- [Work required] Find the lines holding the word "hair" and collect them.

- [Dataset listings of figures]
........
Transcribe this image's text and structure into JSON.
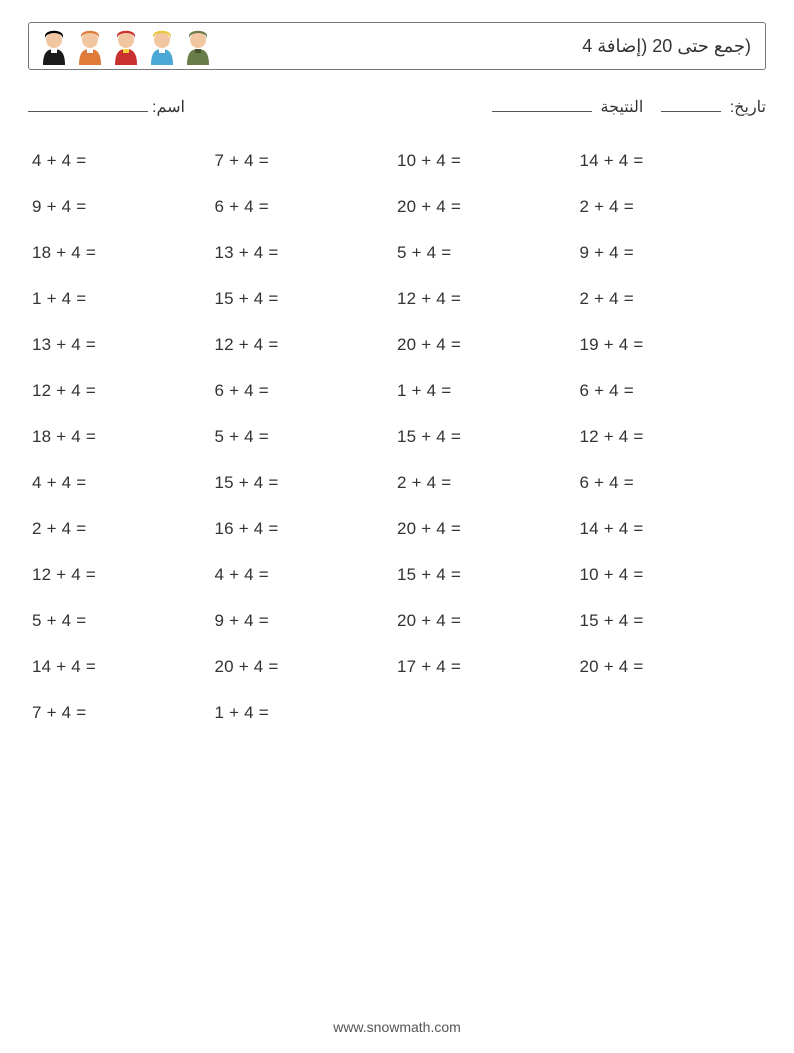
{
  "title": "(جمع حتى 20 (إضافة 4",
  "meta": {
    "name_label": "اسم:",
    "date_label": "تاريخ:",
    "score_label": "النتيجة"
  },
  "avatars": [
    {
      "name": "priest",
      "skin": "#f1c6a1",
      "body": "#1a1a1a",
      "hair": "#000000",
      "accent": "#ffffff"
    },
    {
      "name": "woman",
      "skin": "#f1c6a1",
      "body": "#e07a39",
      "hair": "#e07a39",
      "accent": "#ffffff"
    },
    {
      "name": "firefighter",
      "skin": "#f1c6a1",
      "body": "#c93030",
      "hair": "#c93030",
      "accent": "#f5d23a"
    },
    {
      "name": "construction",
      "skin": "#f1c6a1",
      "body": "#4aa7d6",
      "hair": "#e8c63c",
      "accent": "#ffffff"
    },
    {
      "name": "soldier",
      "skin": "#f1c6a1",
      "body": "#6a7b4a",
      "hair": "#6a7b4a",
      "accent": "#45532f"
    }
  ],
  "footer": "www.snowmath.com",
  "addend": 4,
  "columns": [
    [
      4,
      9,
      18,
      1,
      13,
      12,
      18,
      4,
      2,
      12,
      5,
      14,
      7
    ],
    [
      7,
      6,
      13,
      15,
      12,
      6,
      5,
      15,
      16,
      4,
      9,
      20,
      1
    ],
    [
      10,
      20,
      5,
      12,
      20,
      1,
      15,
      2,
      20,
      15,
      20,
      17
    ],
    [
      14,
      2,
      9,
      2,
      19,
      6,
      12,
      6,
      14,
      10,
      15,
      20
    ]
  ],
  "problem_fontsize": 17,
  "title_fontsize": 18,
  "colors": {
    "text": "#333333",
    "border": "#777777",
    "blank_line": "#555555",
    "background": "#ffffff"
  }
}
........
- [Solution to this problem]
      "hair": "#000000",
      "hair": "#e07a39",
      "hair": "#c93030",
      "hair": "#e8c63c",
      "hair": "#6a7b4a",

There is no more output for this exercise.